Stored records
_ _ _ _ _

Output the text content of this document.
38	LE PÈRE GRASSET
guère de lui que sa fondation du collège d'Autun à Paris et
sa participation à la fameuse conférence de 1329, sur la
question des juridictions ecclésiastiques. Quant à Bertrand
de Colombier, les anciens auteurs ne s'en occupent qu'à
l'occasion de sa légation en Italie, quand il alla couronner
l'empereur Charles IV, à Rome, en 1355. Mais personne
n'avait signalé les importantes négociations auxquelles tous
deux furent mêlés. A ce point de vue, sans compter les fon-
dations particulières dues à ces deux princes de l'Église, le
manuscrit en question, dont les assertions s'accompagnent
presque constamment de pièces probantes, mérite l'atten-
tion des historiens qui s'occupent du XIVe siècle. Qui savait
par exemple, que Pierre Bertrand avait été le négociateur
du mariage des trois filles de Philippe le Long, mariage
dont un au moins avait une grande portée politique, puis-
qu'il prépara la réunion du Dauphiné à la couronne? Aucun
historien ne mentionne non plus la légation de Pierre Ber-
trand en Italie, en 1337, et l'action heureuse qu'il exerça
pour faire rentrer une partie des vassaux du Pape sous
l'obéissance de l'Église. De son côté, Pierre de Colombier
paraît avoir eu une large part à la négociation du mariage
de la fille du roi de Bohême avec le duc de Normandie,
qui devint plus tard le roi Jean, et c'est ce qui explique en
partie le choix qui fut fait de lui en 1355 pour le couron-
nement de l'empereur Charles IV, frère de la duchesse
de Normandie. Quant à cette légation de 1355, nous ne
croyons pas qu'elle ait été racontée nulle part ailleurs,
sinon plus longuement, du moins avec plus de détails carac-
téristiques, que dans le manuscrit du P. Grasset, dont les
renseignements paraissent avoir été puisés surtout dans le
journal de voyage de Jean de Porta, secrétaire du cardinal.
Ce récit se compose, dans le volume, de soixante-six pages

_ _ _ _ _

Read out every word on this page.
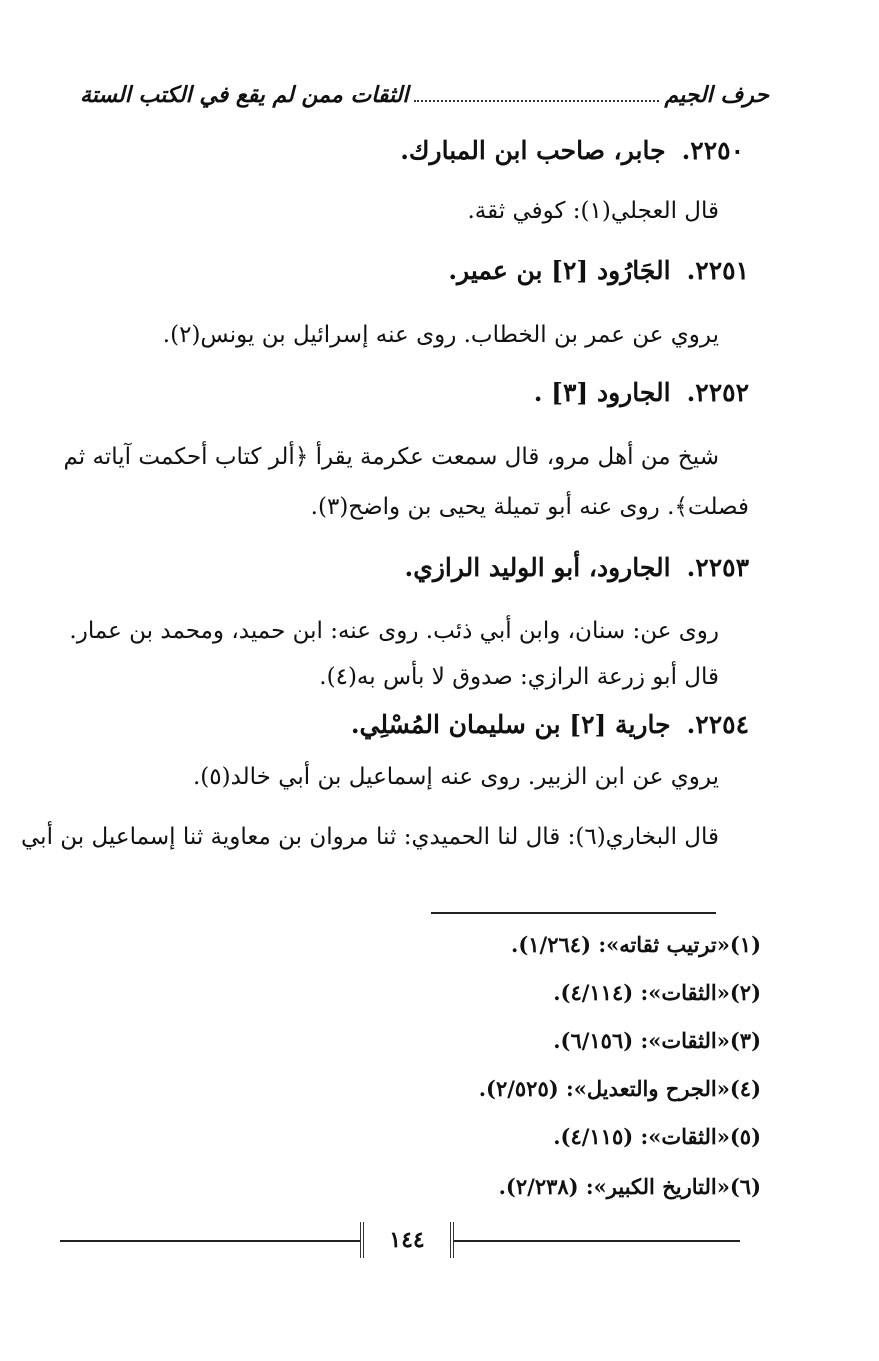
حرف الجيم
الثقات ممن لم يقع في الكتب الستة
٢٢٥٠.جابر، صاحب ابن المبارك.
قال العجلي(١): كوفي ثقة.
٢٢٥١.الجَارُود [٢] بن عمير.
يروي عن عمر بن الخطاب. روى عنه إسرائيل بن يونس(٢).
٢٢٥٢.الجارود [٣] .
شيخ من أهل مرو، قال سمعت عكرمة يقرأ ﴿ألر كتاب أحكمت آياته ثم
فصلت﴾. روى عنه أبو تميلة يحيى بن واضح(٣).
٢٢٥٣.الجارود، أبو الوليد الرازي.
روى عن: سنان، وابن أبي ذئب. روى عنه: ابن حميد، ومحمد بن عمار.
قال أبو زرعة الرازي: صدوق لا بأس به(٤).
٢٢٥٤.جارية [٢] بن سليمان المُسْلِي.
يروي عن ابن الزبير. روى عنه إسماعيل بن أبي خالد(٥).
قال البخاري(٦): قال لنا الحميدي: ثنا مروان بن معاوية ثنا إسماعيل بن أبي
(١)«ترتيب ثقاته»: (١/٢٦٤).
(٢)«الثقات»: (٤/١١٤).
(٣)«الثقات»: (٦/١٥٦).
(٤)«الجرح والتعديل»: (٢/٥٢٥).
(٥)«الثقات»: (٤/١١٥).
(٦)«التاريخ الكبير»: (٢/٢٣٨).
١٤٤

_ _ _ _ _

[TASK DESCRIPTION]:
In the listing above, locate each line with "Colombier" and copy it.

[TASK SOLUTION]:
de Colombier, les anciens auteurs ne s'en occupent qu'à
l'obéissance de l'Église. De son côté, Pierre de Colombier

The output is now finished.